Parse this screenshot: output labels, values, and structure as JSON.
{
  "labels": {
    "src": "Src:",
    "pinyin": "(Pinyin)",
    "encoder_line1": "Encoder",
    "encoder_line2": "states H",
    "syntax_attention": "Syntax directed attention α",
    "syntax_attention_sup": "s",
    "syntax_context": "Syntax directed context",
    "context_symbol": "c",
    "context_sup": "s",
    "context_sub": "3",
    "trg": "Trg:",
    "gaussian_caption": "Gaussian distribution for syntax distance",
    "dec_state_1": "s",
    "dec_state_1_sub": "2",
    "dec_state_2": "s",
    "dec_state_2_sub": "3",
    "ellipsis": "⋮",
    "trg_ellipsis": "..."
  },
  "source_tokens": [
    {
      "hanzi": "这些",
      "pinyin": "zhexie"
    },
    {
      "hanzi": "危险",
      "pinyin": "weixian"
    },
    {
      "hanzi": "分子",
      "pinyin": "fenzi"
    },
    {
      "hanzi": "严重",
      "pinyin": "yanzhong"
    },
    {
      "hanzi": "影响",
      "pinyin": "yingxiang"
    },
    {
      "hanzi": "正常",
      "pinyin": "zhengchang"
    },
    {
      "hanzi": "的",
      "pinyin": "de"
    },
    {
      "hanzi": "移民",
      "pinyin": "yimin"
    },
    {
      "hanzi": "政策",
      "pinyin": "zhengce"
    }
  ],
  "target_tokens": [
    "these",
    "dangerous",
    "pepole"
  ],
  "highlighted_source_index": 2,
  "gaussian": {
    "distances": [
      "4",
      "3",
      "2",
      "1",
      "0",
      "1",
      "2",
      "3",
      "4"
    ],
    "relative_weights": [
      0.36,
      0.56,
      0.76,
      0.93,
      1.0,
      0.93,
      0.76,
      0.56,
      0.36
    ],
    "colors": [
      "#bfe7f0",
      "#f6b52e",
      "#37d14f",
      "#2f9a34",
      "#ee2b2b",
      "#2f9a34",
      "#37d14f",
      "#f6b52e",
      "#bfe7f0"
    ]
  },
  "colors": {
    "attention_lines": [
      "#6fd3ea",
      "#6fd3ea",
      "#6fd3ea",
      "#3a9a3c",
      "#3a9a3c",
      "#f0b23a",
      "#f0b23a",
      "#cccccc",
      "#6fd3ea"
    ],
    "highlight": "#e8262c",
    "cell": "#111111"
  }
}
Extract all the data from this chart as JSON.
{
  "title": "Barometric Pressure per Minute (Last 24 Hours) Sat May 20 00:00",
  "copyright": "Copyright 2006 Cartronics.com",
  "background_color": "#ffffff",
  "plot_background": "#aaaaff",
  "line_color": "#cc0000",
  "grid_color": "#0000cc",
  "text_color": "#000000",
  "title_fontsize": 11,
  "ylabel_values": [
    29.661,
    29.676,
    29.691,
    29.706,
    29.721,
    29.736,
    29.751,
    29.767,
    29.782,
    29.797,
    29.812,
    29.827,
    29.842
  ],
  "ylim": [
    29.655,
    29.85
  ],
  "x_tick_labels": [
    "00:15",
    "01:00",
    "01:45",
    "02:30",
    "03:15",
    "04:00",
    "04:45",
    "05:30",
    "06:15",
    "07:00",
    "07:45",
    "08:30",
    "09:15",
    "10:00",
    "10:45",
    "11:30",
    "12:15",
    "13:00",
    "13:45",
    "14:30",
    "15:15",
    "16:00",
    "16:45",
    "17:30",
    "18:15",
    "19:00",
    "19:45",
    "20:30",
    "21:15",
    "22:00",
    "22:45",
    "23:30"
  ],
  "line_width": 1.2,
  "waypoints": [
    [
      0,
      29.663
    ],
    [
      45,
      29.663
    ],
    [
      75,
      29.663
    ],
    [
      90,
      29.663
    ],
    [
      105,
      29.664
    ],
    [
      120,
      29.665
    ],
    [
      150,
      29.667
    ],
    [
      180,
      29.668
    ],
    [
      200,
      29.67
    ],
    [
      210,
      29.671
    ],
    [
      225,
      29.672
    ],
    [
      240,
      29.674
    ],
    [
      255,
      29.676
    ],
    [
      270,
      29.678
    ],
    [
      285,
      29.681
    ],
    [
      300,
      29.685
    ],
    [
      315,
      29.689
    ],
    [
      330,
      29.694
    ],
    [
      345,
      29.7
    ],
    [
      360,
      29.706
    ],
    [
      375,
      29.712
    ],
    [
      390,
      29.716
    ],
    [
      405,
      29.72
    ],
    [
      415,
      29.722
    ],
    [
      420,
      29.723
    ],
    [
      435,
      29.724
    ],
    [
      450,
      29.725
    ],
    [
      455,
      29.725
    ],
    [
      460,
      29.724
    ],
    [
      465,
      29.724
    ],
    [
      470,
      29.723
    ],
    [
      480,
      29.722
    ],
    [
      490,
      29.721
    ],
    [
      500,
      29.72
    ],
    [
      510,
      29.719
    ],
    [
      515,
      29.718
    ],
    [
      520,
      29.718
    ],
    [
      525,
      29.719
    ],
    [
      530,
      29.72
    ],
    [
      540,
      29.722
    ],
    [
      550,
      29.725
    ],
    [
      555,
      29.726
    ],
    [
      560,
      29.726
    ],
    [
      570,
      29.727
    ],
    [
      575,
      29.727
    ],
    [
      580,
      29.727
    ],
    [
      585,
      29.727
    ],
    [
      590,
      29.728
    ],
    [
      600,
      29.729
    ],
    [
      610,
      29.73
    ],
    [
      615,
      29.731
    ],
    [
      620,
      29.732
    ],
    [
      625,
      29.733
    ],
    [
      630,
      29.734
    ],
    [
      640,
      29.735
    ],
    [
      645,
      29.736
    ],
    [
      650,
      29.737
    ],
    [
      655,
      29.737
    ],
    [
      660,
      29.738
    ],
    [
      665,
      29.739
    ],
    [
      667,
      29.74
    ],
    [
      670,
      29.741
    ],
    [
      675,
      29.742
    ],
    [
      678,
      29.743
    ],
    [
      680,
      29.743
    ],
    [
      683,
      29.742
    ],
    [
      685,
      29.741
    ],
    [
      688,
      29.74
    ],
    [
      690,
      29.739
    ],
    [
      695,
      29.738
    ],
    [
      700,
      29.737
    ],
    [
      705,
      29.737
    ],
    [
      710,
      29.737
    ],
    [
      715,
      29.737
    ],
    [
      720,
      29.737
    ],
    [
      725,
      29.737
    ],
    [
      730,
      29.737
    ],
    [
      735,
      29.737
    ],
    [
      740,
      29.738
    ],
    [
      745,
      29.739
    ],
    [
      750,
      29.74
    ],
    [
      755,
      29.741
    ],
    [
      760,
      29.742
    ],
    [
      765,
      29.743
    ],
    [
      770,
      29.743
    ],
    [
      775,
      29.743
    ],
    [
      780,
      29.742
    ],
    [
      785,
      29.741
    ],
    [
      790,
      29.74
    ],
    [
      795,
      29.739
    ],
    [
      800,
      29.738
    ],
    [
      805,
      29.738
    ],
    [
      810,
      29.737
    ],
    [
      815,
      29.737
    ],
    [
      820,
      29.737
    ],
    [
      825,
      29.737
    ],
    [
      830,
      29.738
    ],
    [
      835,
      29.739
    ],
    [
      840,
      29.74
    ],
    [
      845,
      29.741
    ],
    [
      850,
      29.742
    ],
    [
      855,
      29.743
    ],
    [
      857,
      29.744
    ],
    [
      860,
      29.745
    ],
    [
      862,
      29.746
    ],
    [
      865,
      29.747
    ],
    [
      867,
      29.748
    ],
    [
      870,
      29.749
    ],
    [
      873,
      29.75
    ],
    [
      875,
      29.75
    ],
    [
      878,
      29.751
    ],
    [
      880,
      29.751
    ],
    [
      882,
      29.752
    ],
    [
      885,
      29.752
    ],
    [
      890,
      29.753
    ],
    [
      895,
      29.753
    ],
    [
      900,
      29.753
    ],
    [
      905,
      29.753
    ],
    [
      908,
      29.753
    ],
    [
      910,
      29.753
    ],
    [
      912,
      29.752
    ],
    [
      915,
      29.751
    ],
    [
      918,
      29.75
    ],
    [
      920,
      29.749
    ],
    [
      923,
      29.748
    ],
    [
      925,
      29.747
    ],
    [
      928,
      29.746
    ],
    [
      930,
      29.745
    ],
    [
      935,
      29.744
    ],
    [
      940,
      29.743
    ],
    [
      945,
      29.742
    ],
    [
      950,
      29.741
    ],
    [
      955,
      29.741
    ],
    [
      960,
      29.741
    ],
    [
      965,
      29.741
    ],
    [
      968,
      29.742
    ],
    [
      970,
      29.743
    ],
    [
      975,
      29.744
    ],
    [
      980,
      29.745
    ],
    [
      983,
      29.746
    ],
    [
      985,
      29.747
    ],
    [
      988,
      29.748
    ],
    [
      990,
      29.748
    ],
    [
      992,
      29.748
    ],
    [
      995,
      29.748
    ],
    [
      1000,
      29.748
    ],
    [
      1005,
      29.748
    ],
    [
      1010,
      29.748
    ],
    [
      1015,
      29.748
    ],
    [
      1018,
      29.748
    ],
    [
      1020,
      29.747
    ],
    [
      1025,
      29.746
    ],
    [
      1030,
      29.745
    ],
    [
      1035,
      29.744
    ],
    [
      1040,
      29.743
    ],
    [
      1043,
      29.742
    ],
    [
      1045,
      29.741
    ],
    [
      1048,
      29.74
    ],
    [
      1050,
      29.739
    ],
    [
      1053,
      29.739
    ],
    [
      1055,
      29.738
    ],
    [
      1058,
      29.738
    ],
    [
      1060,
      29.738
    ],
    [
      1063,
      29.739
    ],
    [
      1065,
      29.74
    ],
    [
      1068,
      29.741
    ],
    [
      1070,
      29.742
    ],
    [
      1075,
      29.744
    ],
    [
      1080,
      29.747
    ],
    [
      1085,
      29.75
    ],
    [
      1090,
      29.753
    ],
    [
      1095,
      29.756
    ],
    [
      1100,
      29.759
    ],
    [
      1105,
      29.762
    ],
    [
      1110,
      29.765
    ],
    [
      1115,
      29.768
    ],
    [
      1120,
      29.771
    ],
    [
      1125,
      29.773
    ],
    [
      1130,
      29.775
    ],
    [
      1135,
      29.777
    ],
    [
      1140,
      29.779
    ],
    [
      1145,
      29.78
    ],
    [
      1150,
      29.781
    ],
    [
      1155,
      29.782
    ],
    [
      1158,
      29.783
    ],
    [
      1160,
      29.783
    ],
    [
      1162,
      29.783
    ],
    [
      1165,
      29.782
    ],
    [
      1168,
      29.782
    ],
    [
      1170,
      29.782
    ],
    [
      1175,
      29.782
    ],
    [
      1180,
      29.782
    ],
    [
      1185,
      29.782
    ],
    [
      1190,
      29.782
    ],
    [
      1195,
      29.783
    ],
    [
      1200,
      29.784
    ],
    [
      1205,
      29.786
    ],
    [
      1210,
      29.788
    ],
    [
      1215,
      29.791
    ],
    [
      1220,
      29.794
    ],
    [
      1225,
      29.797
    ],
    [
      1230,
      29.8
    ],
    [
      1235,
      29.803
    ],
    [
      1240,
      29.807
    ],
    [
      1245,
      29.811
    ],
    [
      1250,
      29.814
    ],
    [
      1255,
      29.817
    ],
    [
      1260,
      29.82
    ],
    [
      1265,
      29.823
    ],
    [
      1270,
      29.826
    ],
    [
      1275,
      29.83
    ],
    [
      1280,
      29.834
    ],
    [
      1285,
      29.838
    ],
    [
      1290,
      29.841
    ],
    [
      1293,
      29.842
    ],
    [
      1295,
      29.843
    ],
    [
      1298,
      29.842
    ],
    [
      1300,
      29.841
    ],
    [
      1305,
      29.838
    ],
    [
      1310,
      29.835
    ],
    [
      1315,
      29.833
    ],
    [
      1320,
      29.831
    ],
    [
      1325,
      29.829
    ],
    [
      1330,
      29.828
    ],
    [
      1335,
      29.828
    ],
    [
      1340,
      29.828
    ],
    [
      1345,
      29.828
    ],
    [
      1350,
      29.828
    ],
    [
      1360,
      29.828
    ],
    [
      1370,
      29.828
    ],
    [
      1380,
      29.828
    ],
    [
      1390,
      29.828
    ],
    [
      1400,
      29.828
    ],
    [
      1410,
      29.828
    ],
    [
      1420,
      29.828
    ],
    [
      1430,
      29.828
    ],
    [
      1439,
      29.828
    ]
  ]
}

**WHAT TO WORK ON:** Using the listing, copy every line where the word "this" shows up.

**EXERCISE OUTPUT:**
Parse this screenshot: output labels, values, and structure as JSON.
Extract all the data from this chart as JSON.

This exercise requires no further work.